==== STORED ROWS ====
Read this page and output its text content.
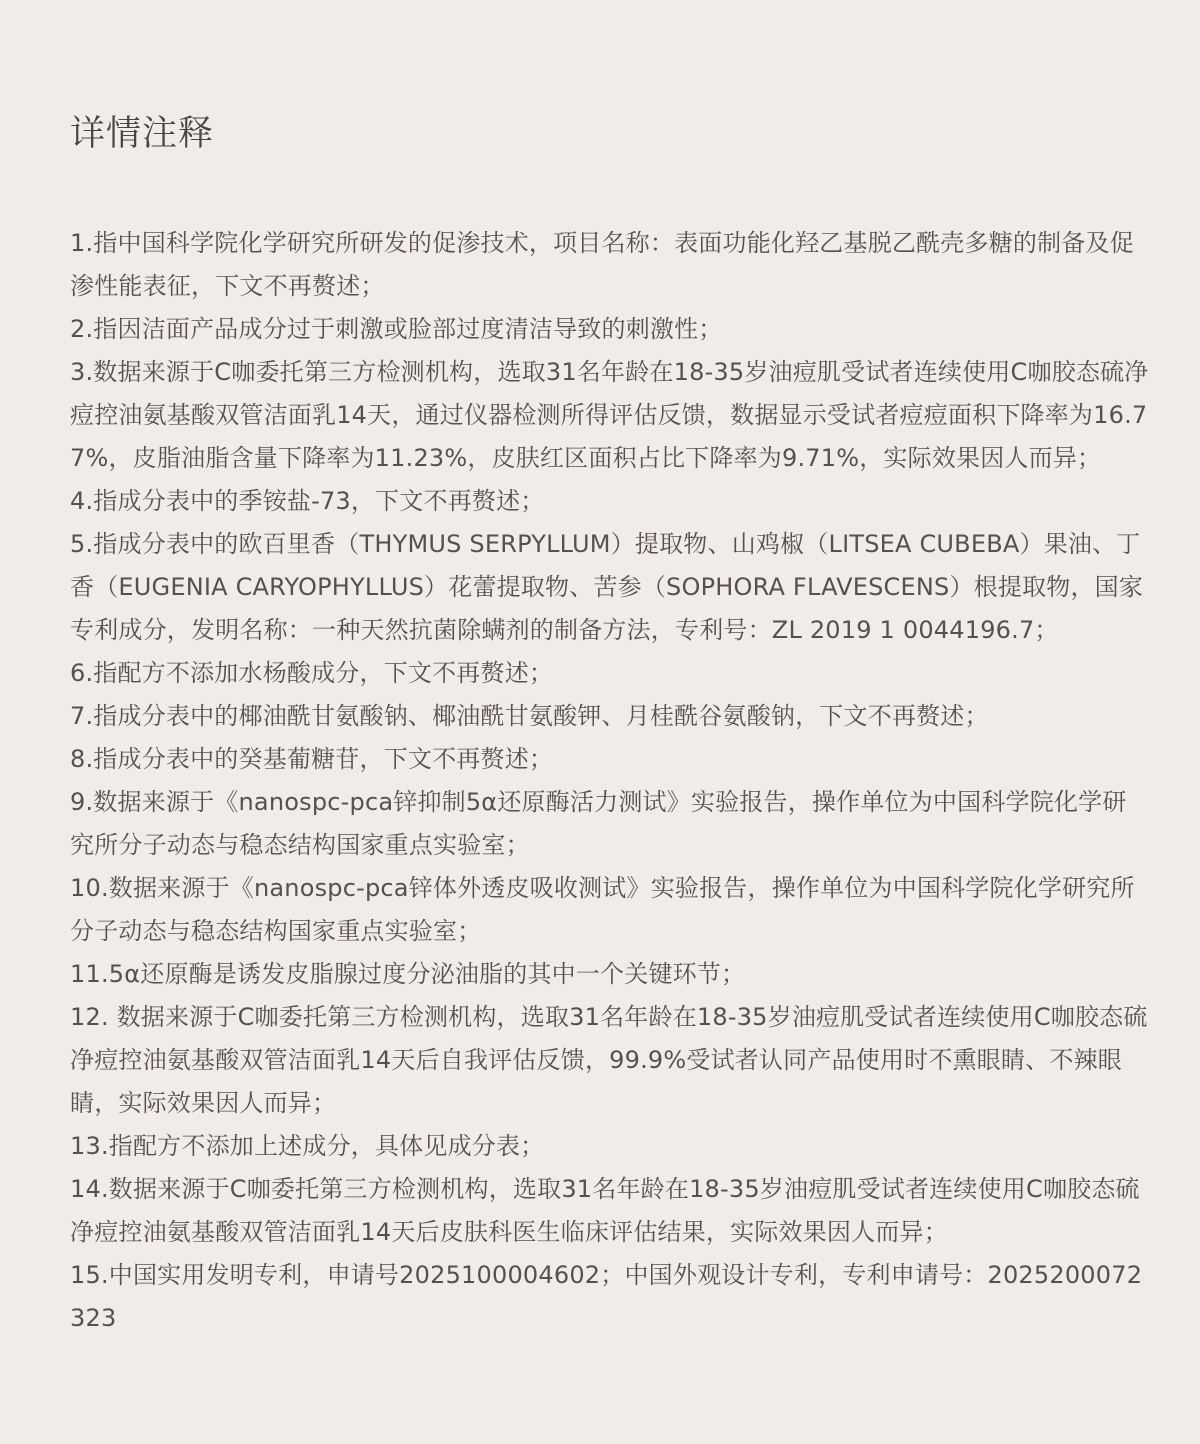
详情注释
1.指中国科学院化学研究所研发的促渗技术，项目名称：表面功能化羟乙基脱乙酰壳多糖的制备及促渗性能表征，下文不再赘述；
2.指因洁面产品成分过于刺激或脸部过度清洁导致的刺激性；
3.数据来源于C咖委托第三方检测机构，选取31名年龄在18-35岁油痘肌受试者连续使用C咖胶态硫净痘控油氨基酸双管洁面乳14天，通过仪器检测所得评估反馈，数据显示受试者痘痘面积下降率为16.77%，皮脂油脂含量下降率为11.23%，皮肤红区面积占比下降率为9.71%，实际效果因人而异；
4.指成分表中的季铵盐-73，下文不再赘述；
5.指成分表中的欧百里香（THYMUS SERPYLLUM）提取物、山鸡椒（LITSEA CUBEBA）果油、丁香（EUGENIA CARYOPHYLLUS）花蕾提取物、苦参（SOPHORA FLAVESCENS）根提取物，国家专利成分，发明名称：一种天然抗菌除螨剂的制备方法，专利号：ZL 2019 1 0044196.7；
6.指配方不添加水杨酸成分，下文不再赘述；
7.指成分表中的椰油酰甘氨酸钠、椰油酰甘氨酸钾、月桂酰谷氨酸钠，下文不再赘述；
8.指成分表中的癸基葡糖苷，下文不再赘述；
9.数据来源于《nanospc-pca锌抑制5α还原酶活力测试》实验报告，操作单位为中国科学院化学研究所分子动态与稳态结构国家重点实验室；
10.数据来源于《nanospc-pca锌体外透皮吸收测试》实验报告，操作单位为中国科学院化学研究所分子动态与稳态结构国家重点实验室；
11.5α还原酶是诱发皮脂腺过度分泌油脂的其中一个关键环节；
12. 数据来源于C咖委托第三方检测机构，选取31名年龄在18-35岁油痘肌受试者连续使用C咖胶态硫净痘控油氨基酸双管洁面乳14天后自我评估反馈，99.9%受试者认同产品使用时不熏眼睛、不辣眼睛，实际效果因人而异；
13.指配方不添加上述成分，具体见成分表；
14.数据来源于C咖委托第三方检测机构，选取31名年龄在18-35岁油痘肌受试者连续使用C咖胶态硫净痘控油氨基酸双管洁面乳14天后皮肤科医生临床评估结果，实际效果因人而异；
15.中国实用发明专利，申请号2025100004602；中国外观设计专利，专利申请号：2025200072323
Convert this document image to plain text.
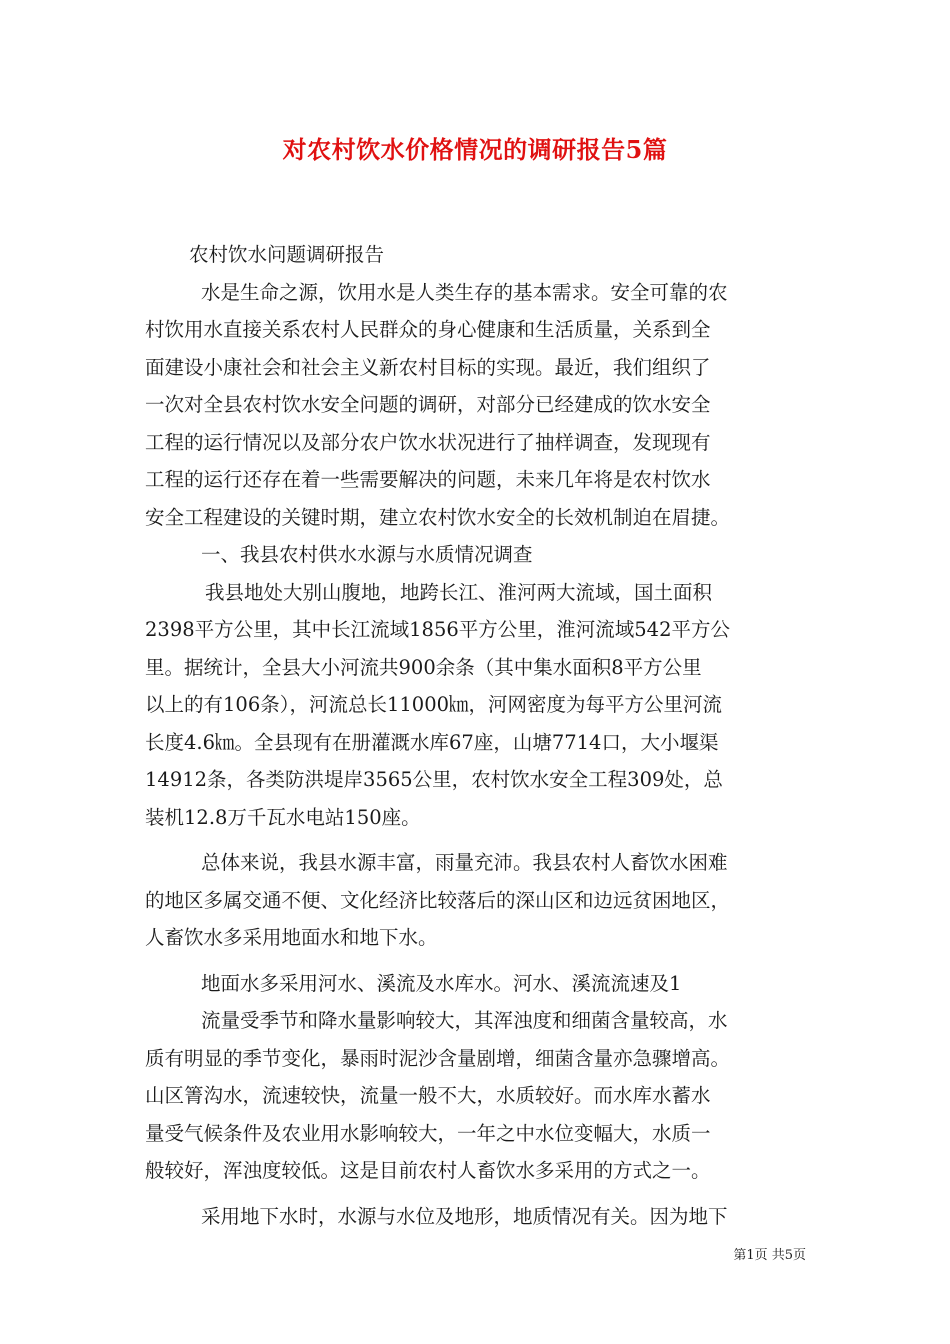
对农村饮水价格情况的调研报告5篇
农村饮水问题调研报告
水是生命之源，饮用水是人类生存的基本需求。安全可靠的农
村饮用水直接关系农村人民群众的身心健康和生活质量，关系到全
面建设小康社会和社会主义新农村目标的实现。最近，我们组织了
一次对全县农村饮水安全问题的调研，对部分已经建成的饮水安全
工程的运行情况以及部分农户饮水状况进行了抽样调查，发现现有
工程的运行还存在着一些需要解决的问题，未来几年将是农村饮水
安全工程建设的关键时期，建立农村饮水安全的长效机制迫在眉捷。
一、我县农村供水水源与水质情况调查
我县地处大别山腹地，地跨长江、淮河两大流域，国土面积
2398平方公里，其中长江流域1856平方公里，淮河流域542平方公
里。据统计，全县大小河流共900余条（其中集水面积8平方公里
以上的有106条），河流总长11000㎞，河网密度为每平方公里河流
长度4.6㎞。全县现有在册灌溉水库67座，山塘7714口，大小堰渠
14912条，各类防洪堤岸3565公里，农村饮水安全工程309处，总
装机12.8万千瓦水电站150座。
总体来说，我县水源丰富，雨量充沛。我县农村人畜饮水困难
的地区多属交通不便、文化经济比较落后的深山区和边远贫困地区，
人畜饮水多采用地面水和地下水。
地面水多采用河水、溪流及水库水。河水、溪流流速及1
流量受季节和降水量影响较大，其浑浊度和细菌含量较高，水
质有明显的季节变化，暴雨时泥沙含量剧增，细菌含量亦急骤增高。
山区箐沟水，流速较快，流量一般不大，水质较好。而水库水蓄水
量受气候条件及农业用水影响较大，一年之中水位变幅大，水质一
般较好，浑浊度较低。这是目前农村人畜饮水多采用的方式之一。
采用地下水时，水源与水位及地形，地质情况有关。因为地下
第1页 共5页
====
TASK DESCRIPTION: The lines to write out run from the one containing "Convert this document image to plain text." through the final line of the material above, both included; write them out exactly, with no pictures.

RESULT OF THE TASK:
Convert this document image to plain text.
对农村饮水价格情况的调研报告5篇
农村饮水问题调研报告
水是生命之源，饮用水是人类生存的基本需求。安全可靠的农
村饮用水直接关系农村人民群众的身心健康和生活质量，关系到全
面建设小康社会和社会主义新农村目标的实现。最近，我们组织了
一次对全县农村饮水安全问题的调研，对部分已经建成的饮水安全
工程的运行情况以及部分农户饮水状况进行了抽样调查，发现现有
工程的运行还存在着一些需要解决的问题，未来几年将是农村饮水
安全工程建设的关键时期，建立农村饮水安全的长效机制迫在眉捷。
一、我县农村供水水源与水质情况调查
我县地处大别山腹地，地跨长江、淮河两大流域，国土面积
2398平方公里，其中长江流域1856平方公里，淮河流域542平方公
里。据统计，全县大小河流共900余条（其中集水面积8平方公里
以上的有106条），河流总长11000㎞，河网密度为每平方公里河流
长度4.6㎞。全县现有在册灌溉水库67座，山塘7714口，大小堰渠
14912条，各类防洪堤岸3565公里，农村饮水安全工程309处，总
装机12.8万千瓦水电站150座。
总体来说，我县水源丰富，雨量充沛。我县农村人畜饮水困难
的地区多属交通不便、文化经济比较落后的深山区和边远贫困地区，
人畜饮水多采用地面水和地下水。
地面水多采用河水、溪流及水库水。河水、溪流流速及1
流量受季节和降水量影响较大，其浑浊度和细菌含量较高，水
质有明显的季节变化，暴雨时泥沙含量剧增，细菌含量亦急骤增高。
山区箐沟水，流速较快，流量一般不大，水质较好。而水库水蓄水
量受气候条件及农业用水影响较大，一年之中水位变幅大，水质一
般较好，浑浊度较低。这是目前农村人畜饮水多采用的方式之一。
采用地下水时，水源与水位及地形，地质情况有关。因为地下
第1页 共5页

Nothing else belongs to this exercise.